Set problem. Work out how many lines of the records contain "grid". Answer with the number and nothing else.

Stored rows.
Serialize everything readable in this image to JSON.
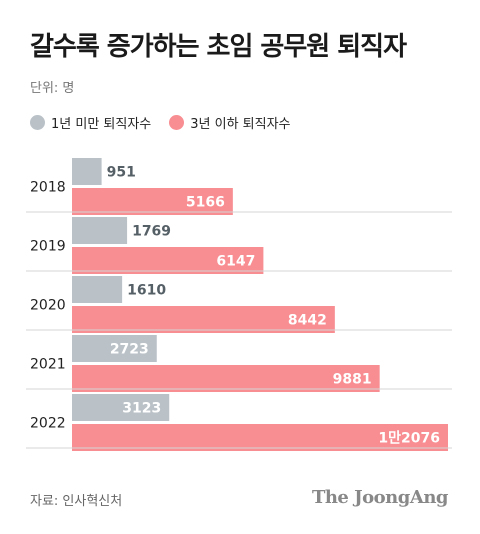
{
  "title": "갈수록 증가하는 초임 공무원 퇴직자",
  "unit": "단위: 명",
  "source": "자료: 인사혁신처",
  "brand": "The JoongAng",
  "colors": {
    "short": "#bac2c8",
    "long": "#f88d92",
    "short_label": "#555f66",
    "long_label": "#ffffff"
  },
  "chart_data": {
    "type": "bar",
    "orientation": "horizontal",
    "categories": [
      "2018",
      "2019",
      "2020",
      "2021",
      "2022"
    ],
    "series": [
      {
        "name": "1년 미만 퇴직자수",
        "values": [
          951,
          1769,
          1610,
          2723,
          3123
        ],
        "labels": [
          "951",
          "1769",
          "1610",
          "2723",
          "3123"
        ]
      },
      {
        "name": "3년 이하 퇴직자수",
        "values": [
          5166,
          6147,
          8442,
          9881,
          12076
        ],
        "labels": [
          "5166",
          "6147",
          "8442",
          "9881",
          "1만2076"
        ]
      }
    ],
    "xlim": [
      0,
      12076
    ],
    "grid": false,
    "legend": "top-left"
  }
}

--

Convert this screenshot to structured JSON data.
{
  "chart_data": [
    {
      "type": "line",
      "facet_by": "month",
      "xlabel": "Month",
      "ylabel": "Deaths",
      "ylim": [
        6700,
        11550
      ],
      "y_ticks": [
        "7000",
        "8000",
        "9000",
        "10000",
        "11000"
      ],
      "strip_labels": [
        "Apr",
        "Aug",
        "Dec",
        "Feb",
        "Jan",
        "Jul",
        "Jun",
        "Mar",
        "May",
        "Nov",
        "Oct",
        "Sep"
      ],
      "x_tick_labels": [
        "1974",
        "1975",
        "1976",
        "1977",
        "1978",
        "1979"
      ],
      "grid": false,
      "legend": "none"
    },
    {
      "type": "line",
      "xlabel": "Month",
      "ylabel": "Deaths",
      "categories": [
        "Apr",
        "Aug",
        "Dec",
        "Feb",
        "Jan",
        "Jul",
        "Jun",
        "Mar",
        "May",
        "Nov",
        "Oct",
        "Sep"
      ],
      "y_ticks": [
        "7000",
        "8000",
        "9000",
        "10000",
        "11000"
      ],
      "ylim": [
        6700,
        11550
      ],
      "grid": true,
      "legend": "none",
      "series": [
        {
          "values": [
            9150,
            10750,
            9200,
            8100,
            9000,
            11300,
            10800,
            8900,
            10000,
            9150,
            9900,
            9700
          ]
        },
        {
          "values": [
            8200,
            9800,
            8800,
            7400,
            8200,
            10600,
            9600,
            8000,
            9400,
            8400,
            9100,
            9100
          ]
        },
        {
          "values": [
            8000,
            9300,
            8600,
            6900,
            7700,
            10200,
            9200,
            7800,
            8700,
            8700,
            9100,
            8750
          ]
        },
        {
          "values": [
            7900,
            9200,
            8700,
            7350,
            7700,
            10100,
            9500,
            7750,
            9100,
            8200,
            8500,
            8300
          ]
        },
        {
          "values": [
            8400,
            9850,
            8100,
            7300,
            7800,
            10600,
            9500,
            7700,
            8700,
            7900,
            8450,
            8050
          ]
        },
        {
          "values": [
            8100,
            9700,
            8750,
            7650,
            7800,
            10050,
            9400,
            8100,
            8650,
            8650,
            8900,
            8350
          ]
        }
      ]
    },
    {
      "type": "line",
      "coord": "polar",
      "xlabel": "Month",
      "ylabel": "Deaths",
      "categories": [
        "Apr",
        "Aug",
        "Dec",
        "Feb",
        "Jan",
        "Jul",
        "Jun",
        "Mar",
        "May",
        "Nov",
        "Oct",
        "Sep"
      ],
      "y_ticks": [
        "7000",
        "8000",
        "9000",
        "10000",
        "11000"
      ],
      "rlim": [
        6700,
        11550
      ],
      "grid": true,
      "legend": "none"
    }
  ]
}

Solution for this exercise. 4